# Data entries

□ □ □ □ □

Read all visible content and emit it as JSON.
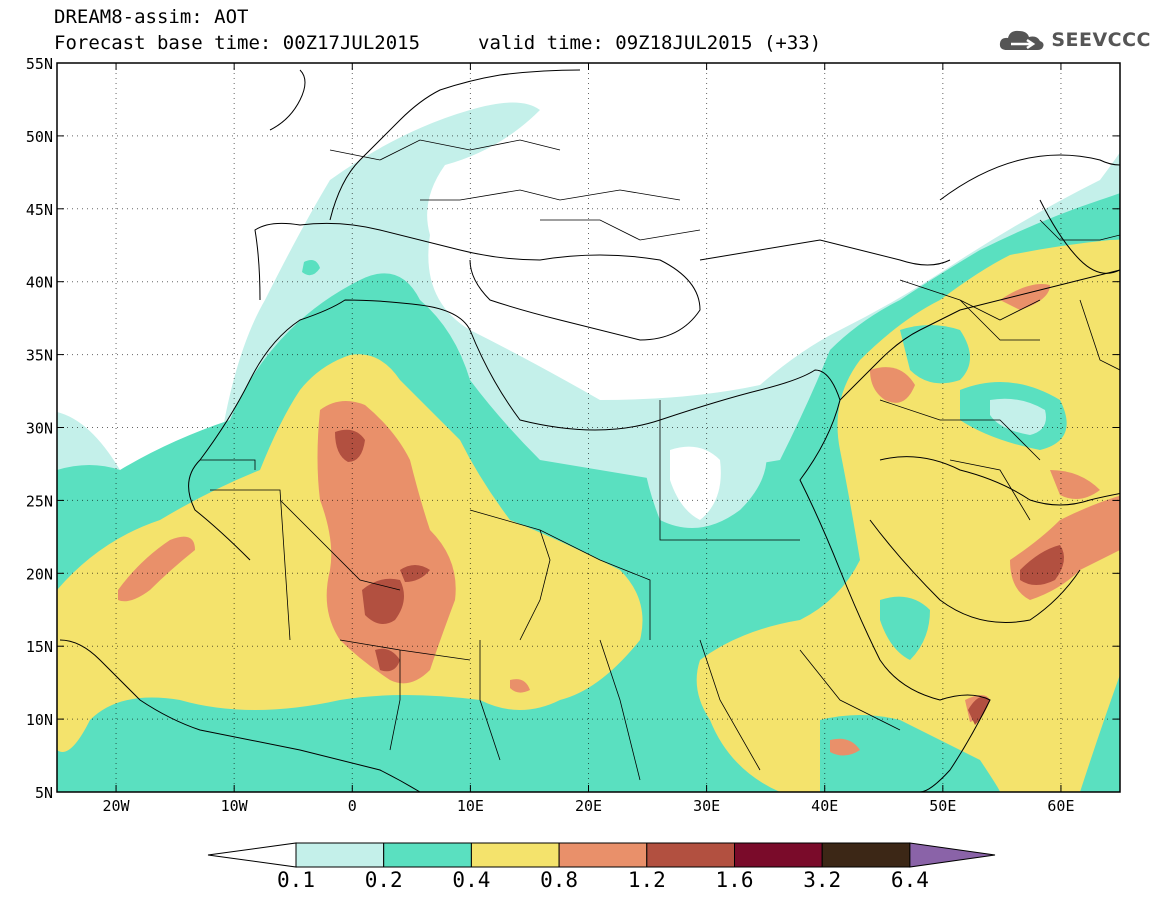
{
  "header": {
    "product": "DREAM8-assim: AOT",
    "base_time": "Forecast base time: 00Z17JUL2015",
    "valid_time": "valid time: 09Z18JUL2015 (+33)",
    "logo_text": "SEEVCCC",
    "logo_icon": "cloud-icon"
  },
  "map": {
    "lat_labels": [
      "55N",
      "50N",
      "45N",
      "40N",
      "35N",
      "30N",
      "25N",
      "20N",
      "15N",
      "10N",
      "5N"
    ],
    "lon_labels": [
      "20W",
      "10W",
      "0",
      "10E",
      "20E",
      "30E",
      "40E",
      "50E",
      "60E"
    ],
    "lon_range": [
      -25,
      65
    ],
    "lat_range": [
      5,
      55
    ],
    "grid": "dotted"
  },
  "colorbar": {
    "levels": [
      "0.1",
      "0.2",
      "0.4",
      "0.8",
      "1.2",
      "1.6",
      "3.2",
      "6.4"
    ],
    "colors": [
      "#ffffff",
      "#c4f0ea",
      "#5ae0c0",
      "#f4e36c",
      "#e9906a",
      "#b25040",
      "#7a0b2a",
      "#3c2716",
      "#8a63a8"
    ]
  }
}
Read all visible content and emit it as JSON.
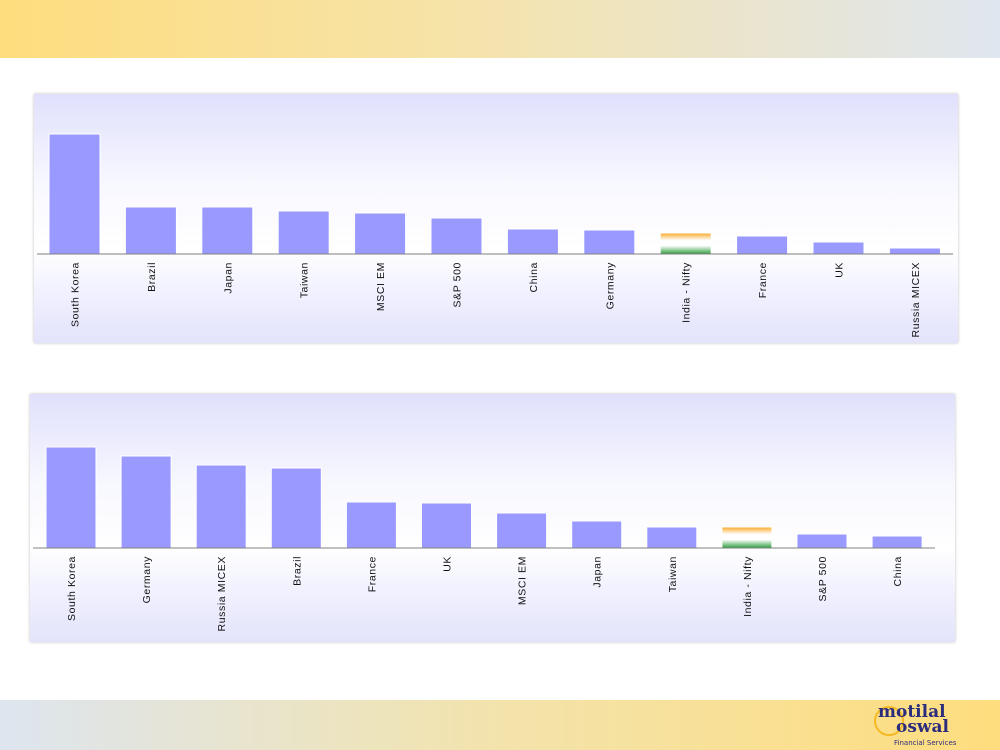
{
  "header": {},
  "logo": {
    "line1": "motilal",
    "line2": "oswal",
    "line3": "Financial Services"
  },
  "colors": {
    "bar": "#9999ff",
    "india_top": "#f9a825",
    "india_mid": "#ffffff",
    "india_bottom": "#2e9e3c"
  },
  "chart_data": [
    {
      "type": "bar",
      "title": "",
      "xlabel": "",
      "ylabel": "",
      "categories": [
        "South Korea",
        "Brazil",
        "Japan",
        "Taiwan",
        "MSCI EM",
        "S&P 500",
        "China",
        "Germany",
        "India - Nifty",
        "France",
        "UK",
        "Russia MICEX"
      ],
      "values": [
        120,
        47,
        47,
        43,
        41,
        36,
        25,
        24,
        21,
        18,
        12,
        6
      ],
      "highlight": "India - Nifty",
      "ylim": [
        0,
        140
      ],
      "grid": false
    },
    {
      "type": "bar",
      "title": "",
      "xlabel": "",
      "ylabel": "",
      "categories": [
        "South Korea",
        "Germany",
        "Russia MICEX",
        "Brazil",
        "France",
        "UK",
        "MSCI EM",
        "Japan",
        "Taiwan",
        "India - Nifty",
        "S&P 500",
        "China"
      ],
      "values": [
        101,
        92,
        83,
        80,
        46,
        45,
        35,
        27,
        21,
        21,
        14,
        12
      ],
      "highlight": "India - Nifty",
      "ylim": [
        0,
        140
      ],
      "grid": false
    }
  ]
}
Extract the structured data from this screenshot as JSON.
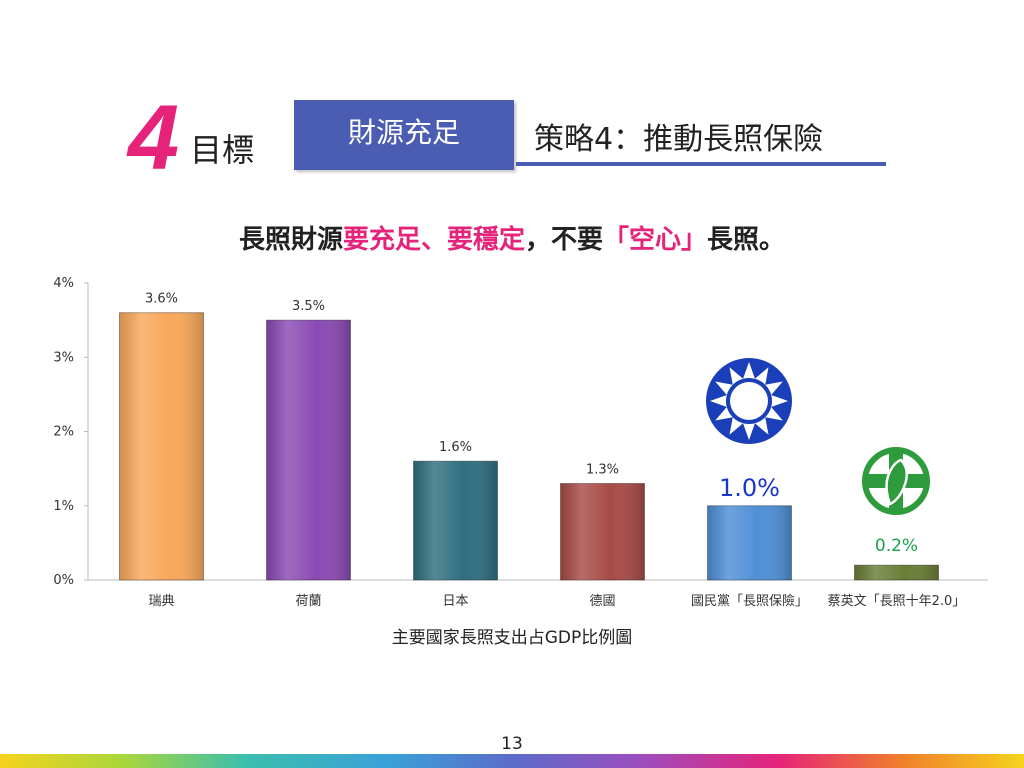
{
  "header": {
    "goal_number": "4",
    "goal_label": "目標",
    "badge": "財源充足",
    "strategy": "策略4：推動長照保險"
  },
  "headline": {
    "part1": "長照財源",
    "part2": "要充足、要穩定",
    "part3": "，不要",
    "part4": "「空心」",
    "part5": "長照。"
  },
  "chart_data": {
    "type": "bar",
    "categories": [
      "瑞典",
      "荷蘭",
      "日本",
      "德國",
      "國民黨「長照保險」",
      "蔡英文「長照十年2.0」"
    ],
    "values": [
      3.6,
      3.5,
      1.6,
      1.3,
      1.0,
      0.2
    ],
    "value_labels": [
      "3.6%",
      "3.5%",
      "1.6%",
      "1.3%",
      "1.0%",
      "0.2%"
    ],
    "bar_colors": [
      "#f9a85a",
      "#8a4ab3",
      "#2f6f7f",
      "#a84b47",
      "#4f8fd6",
      "#6a7d36"
    ],
    "label_colors": [
      "#333333",
      "#333333",
      "#333333",
      "#333333",
      "#1a35c9",
      "#16a34a"
    ],
    "ylim": [
      0,
      4
    ],
    "yticks": [
      "0%",
      "1%",
      "2%",
      "3%",
      "4%"
    ],
    "xlabel": "主要國家長照支出占GDP比例圖",
    "ylabel": "",
    "grid": false
  },
  "icons": {
    "kmt_emblem": "kmt-party-emblem-icon",
    "dpp_emblem": "dpp-party-emblem-icon"
  },
  "page_number": "13"
}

□ □ □ □ □

# WHAT IS EXPECTED
Reproduce the material above verbatim; omit every picture.

# ANSWER IN FULL
Read all visible content and emit it as JSON.
{
  "header": {
    "product": "DREAM8-assim: AOT",
    "base_time": "Forecast base time: 00Z17JUL2015",
    "valid_time": "valid time: 09Z18JUL2015 (+33)",
    "logo_text": "SEEVCCC",
    "logo_icon": "cloud-icon"
  },
  "map": {
    "lat_labels": [
      "55N",
      "50N",
      "45N",
      "40N",
      "35N",
      "30N",
      "25N",
      "20N",
      "15N",
      "10N",
      "5N"
    ],
    "lon_labels": [
      "20W",
      "10W",
      "0",
      "10E",
      "20E",
      "30E",
      "40E",
      "50E",
      "60E"
    ],
    "lon_range": [
      -25,
      65
    ],
    "lat_range": [
      5,
      55
    ],
    "grid": "dotted"
  },
  "colorbar": {
    "levels": [
      "0.1",
      "0.2",
      "0.4",
      "0.8",
      "1.2",
      "1.6",
      "3.2",
      "6.4"
    ],
    "colors": [
      "#ffffff",
      "#c4f0ea",
      "#5ae0c0",
      "#f4e36c",
      "#e9906a",
      "#b25040",
      "#7a0b2a",
      "#3c2716",
      "#8a63a8"
    ]
  }
}
Read all visible content and emit it as JSON.
{
  "header": {},
  "logo": {
    "line1": "motilal",
    "line2": "oswal",
    "line3": "Financial Services"
  },
  "colors": {
    "bar": "#9999ff",
    "india_top": "#f9a825",
    "india_mid": "#ffffff",
    "india_bottom": "#2e9e3c"
  },
  "chart_data": [
    {
      "type": "bar",
      "title": "",
      "xlabel": "",
      "ylabel": "",
      "categories": [
        "South Korea",
        "Brazil",
        "Japan",
        "Taiwan",
        "MSCI EM",
        "S&P 500",
        "China",
        "Germany",
        "India - Nifty",
        "France",
        "UK",
        "Russia MICEX"
      ],
      "values": [
        120,
        47,
        47,
        43,
        41,
        36,
        25,
        24,
        21,
        18,
        12,
        6
      ],
      "highlight": "India - Nifty",
      "ylim": [
        0,
        140
      ],
      "grid": false
    },
    {
      "type": "bar",
      "title": "",
      "xlabel": "",
      "ylabel": "",
      "categories": [
        "South Korea",
        "Germany",
        "Russia MICEX",
        "Brazil",
        "France",
        "UK",
        "MSCI EM",
        "Japan",
        "Taiwan",
        "India - Nifty",
        "S&P 500",
        "China"
      ],
      "values": [
        101,
        92,
        83,
        80,
        46,
        45,
        35,
        27,
        21,
        21,
        14,
        12
      ],
      "highlight": "India - Nifty",
      "ylim": [
        0,
        140
      ],
      "grid": false
    }
  ]
}
Extract the structured data from this screenshot as JSON.
{
  "header": {
    "goal_number": "4",
    "goal_label": "目標",
    "badge": "財源充足",
    "strategy": "策略4：推動長照保險"
  },
  "headline": {
    "part1": "長照財源",
    "part2": "要充足、要穩定",
    "part3": "，不要",
    "part4": "「空心」",
    "part5": "長照。"
  },
  "chart_data": {
    "type": "bar",
    "categories": [
      "瑞典",
      "荷蘭",
      "日本",
      "德國",
      "國民黨「長照保險」",
      "蔡英文「長照十年2.0」"
    ],
    "values": [
      3.6,
      3.5,
      1.6,
      1.3,
      1.0,
      0.2
    ],
    "value_labels": [
      "3.6%",
      "3.5%",
      "1.6%",
      "1.3%",
      "1.0%",
      "0.2%"
    ],
    "bar_colors": [
      "#f9a85a",
      "#8a4ab3",
      "#2f6f7f",
      "#a84b47",
      "#4f8fd6",
      "#6a7d36"
    ],
    "label_colors": [
      "#333333",
      "#333333",
      "#333333",
      "#333333",
      "#1a35c9",
      "#16a34a"
    ],
    "ylim": [
      0,
      4
    ],
    "yticks": [
      "0%",
      "1%",
      "2%",
      "3%",
      "4%"
    ],
    "xlabel": "主要國家長照支出占GDP比例圖",
    "ylabel": "",
    "grid": false
  },
  "icons": {
    "kmt_emblem": "kmt-party-emblem-icon",
    "dpp_emblem": "dpp-party-emblem-icon"
  },
  "page_number": "13"
}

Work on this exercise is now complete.